### Stated exercise
Quote the records below in full, exactly as given, with the images taken out.

***

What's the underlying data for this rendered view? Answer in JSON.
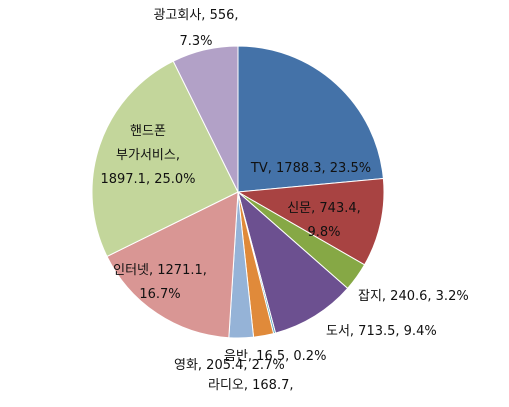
{
  "chart_data": {
    "type": "pie",
    "title": "",
    "legend": "none",
    "slices": [
      {
        "name": "TV",
        "value": 1788.3,
        "percent": 23.5,
        "color": "#4472a8",
        "label_lines": [
          "TV, 1788.3, 23.5%"
        ]
      },
      {
        "name": "신문",
        "value": 743.4,
        "percent": 9.8,
        "color": "#a84342",
        "label_lines": [
          "신문, 743.4,",
          "9.8%"
        ]
      },
      {
        "name": "잡지",
        "value": 240.6,
        "percent": 3.2,
        "color": "#86a845",
        "label_lines": [
          "잡지, 240.6, 3.2%"
        ]
      },
      {
        "name": "도서",
        "value": 713.5,
        "percent": 9.4,
        "color": "#6c5090",
        "label_lines": [
          "도서, 713.5, 9.4%"
        ]
      },
      {
        "name": "음반",
        "value": 16.5,
        "percent": 0.2,
        "color": "#4aa0b8",
        "label_lines": [
          "음반, 16.5, 0.2%"
        ]
      },
      {
        "name": "라디오",
        "value": 168.7,
        "percent": 2.2,
        "color": "#e08a3a",
        "label_lines": [
          "라디오, 168.7,"
        ]
      },
      {
        "name": "영화",
        "value": 205.4,
        "percent": 2.7,
        "color": "#95b3d7",
        "label_lines": [
          "영화, 205.4, 2.7%"
        ]
      },
      {
        "name": "인터넷",
        "value": 1271.1,
        "percent": 16.7,
        "color": "#d99694",
        "label_lines": [
          "인터넷, 1271.1,",
          "16.7%"
        ]
      },
      {
        "name": "핸드폰 부가서비스",
        "value": 1897.1,
        "percent": 25.0,
        "color": "#c3d69b",
        "label_lines": [
          "핸드폰",
          "부가서비스,",
          "1897.1, 25.0%"
        ]
      },
      {
        "name": "광고회사",
        "value": 556,
        "percent": 7.3,
        "color": "#b2a1c7",
        "label_lines": [
          "광고회사, 556,",
          "7.3%"
        ]
      }
    ]
  }
}
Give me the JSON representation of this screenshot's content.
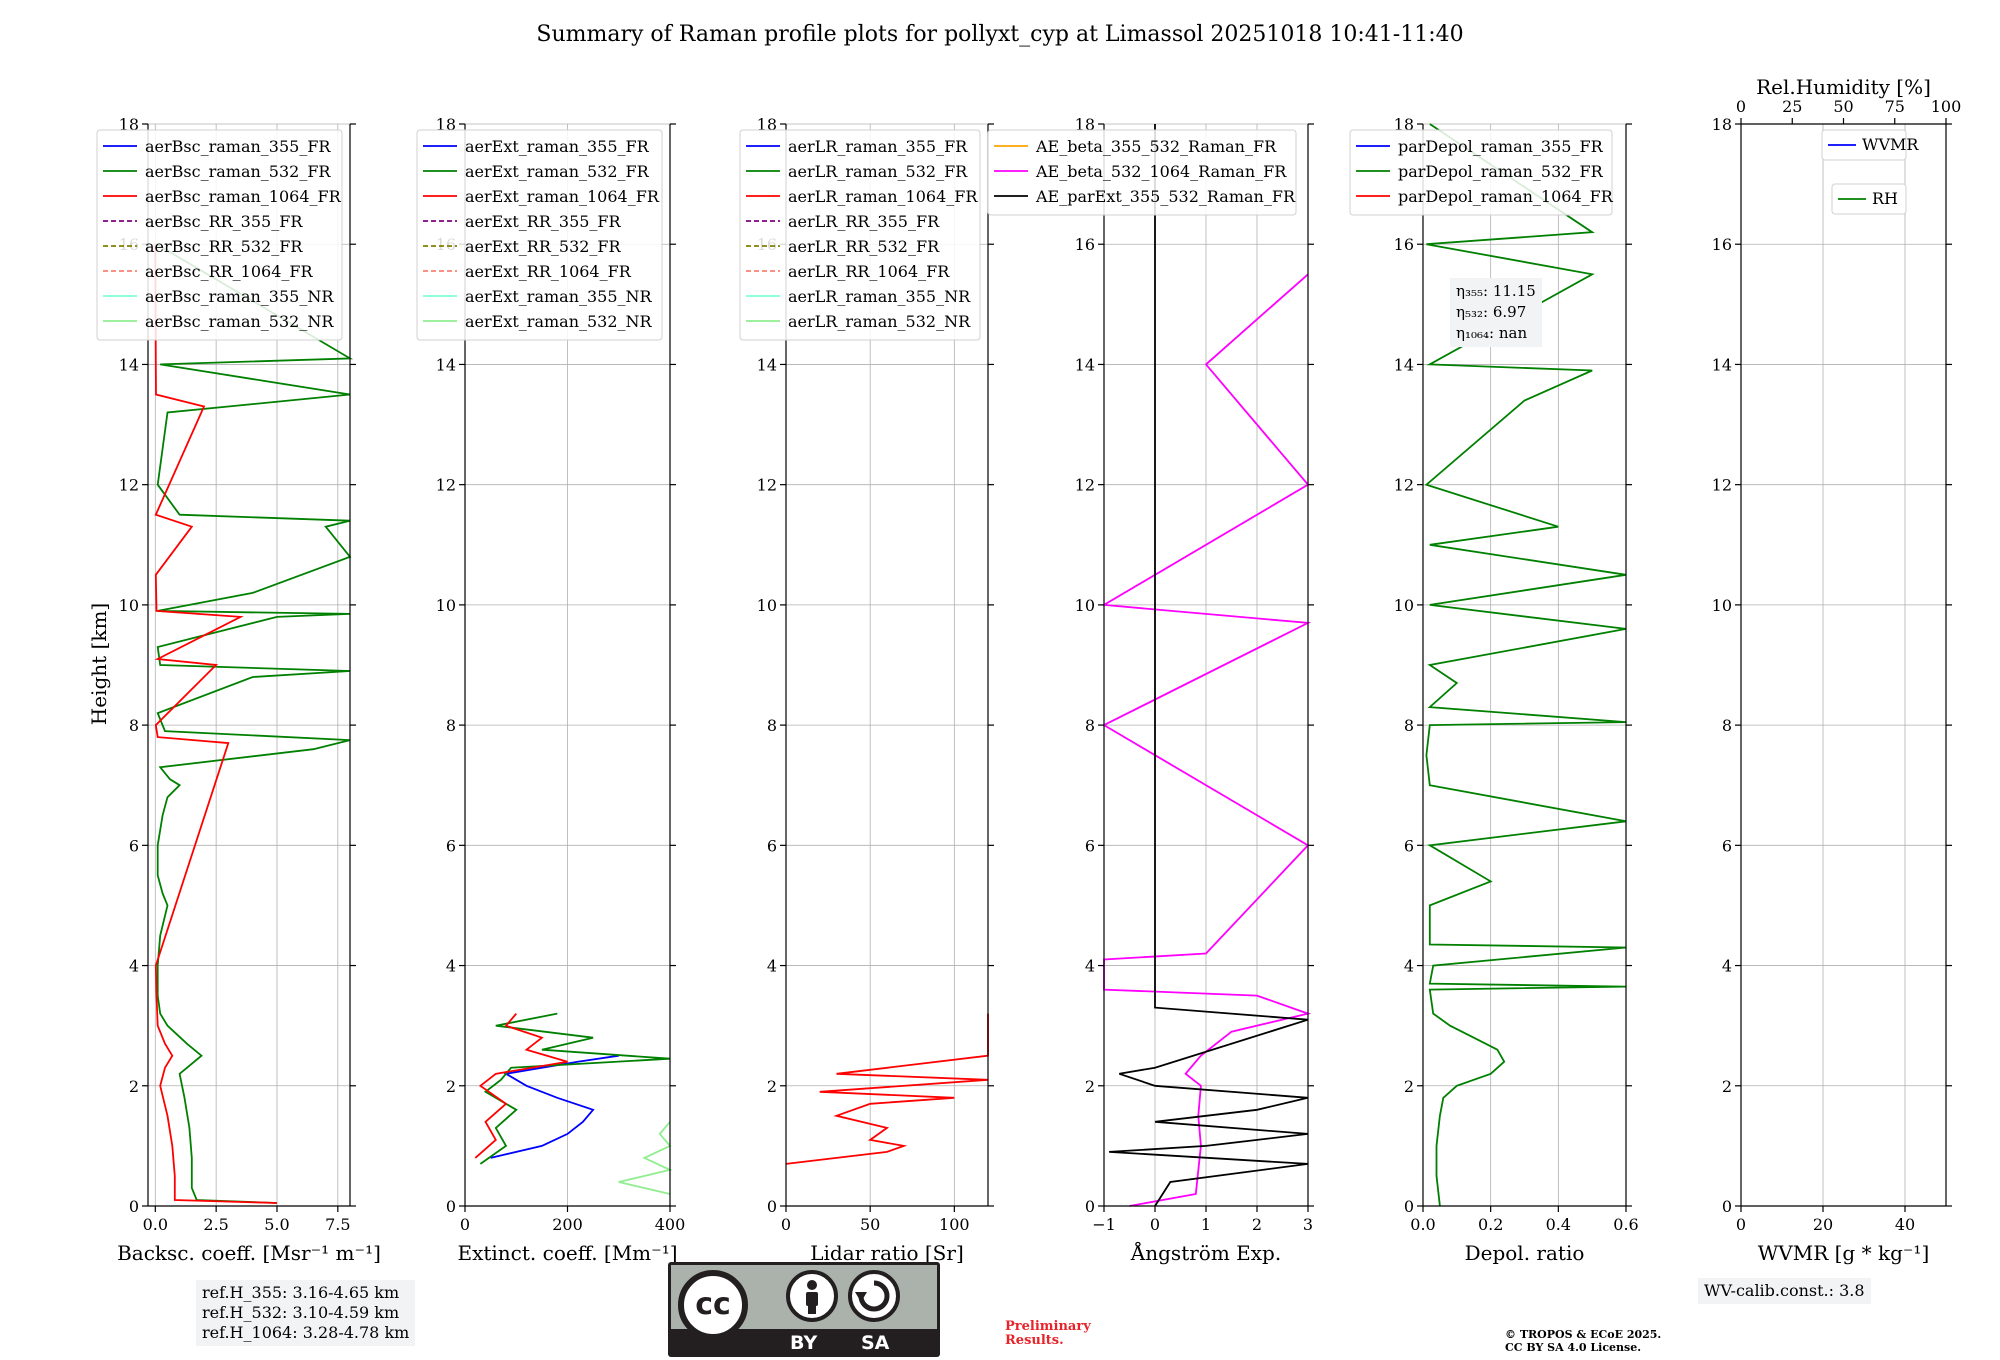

***

### Final answer
What's the underlying data for this rendered view? Answer in JSON.
{
  "chart_data": {
    "type": "pie",
    "title": "",
    "legend": "none",
    "slices": [
      {
        "name": "TV",
        "value": 1788.3,
        "percent": 23.5,
        "color": "#4472a8",
        "label_lines": [
          "TV, 1788.3, 23.5%"
        ]
      },
      {
        "name": "신문",
        "value": 743.4,
        "percent": 9.8,
        "color": "#a84342",
        "label_lines": [
          "신문, 743.4,",
          "9.8%"
        ]
      },
      {
        "name": "잡지",
        "value": 240.6,
        "percent": 3.2,
        "color": "#86a845",
        "label_lines": [
          "잡지, 240.6, 3.2%"
        ]
      },
      {
        "name": "도서",
        "value": 713.5,
        "percent": 9.4,
        "color": "#6c5090",
        "label_lines": [
          "도서, 713.5, 9.4%"
        ]
      },
      {
        "name": "음반",
        "value": 16.5,
        "percent": 0.2,
        "color": "#4aa0b8",
        "label_lines": [
          "음반, 16.5, 0.2%"
        ]
      },
      {
        "name": "라디오",
        "value": 168.7,
        "percent": 2.2,
        "color": "#e08a3a",
        "label_lines": [
          "라디오, 168.7,"
        ]
      },
      {
        "name": "영화",
        "value": 205.4,
        "percent": 2.7,
        "color": "#95b3d7",
        "label_lines": [
          "영화, 205.4, 2.7%"
        ]
      },
      {
        "name": "인터넷",
        "value": 1271.1,
        "percent": 16.7,
        "color": "#d99694",
        "label_lines": [
          "인터넷, 1271.1,",
          "16.7%"
        ]
      },
      {
        "name": "핸드폰 부가서비스",
        "value": 1897.1,
        "percent": 25.0,
        "color": "#c3d69b",
        "label_lines": [
          "핸드폰",
          "부가서비스,",
          "1897.1, 25.0%"
        ]
      },
      {
        "name": "광고회사",
        "value": 556,
        "percent": 7.3,
        "color": "#b2a1c7",
        "label_lines": [
          "광고회사, 556,",
          "7.3%"
        ]
      }
    ]
  }
}
Give me the JSON representation of this screenshot's content.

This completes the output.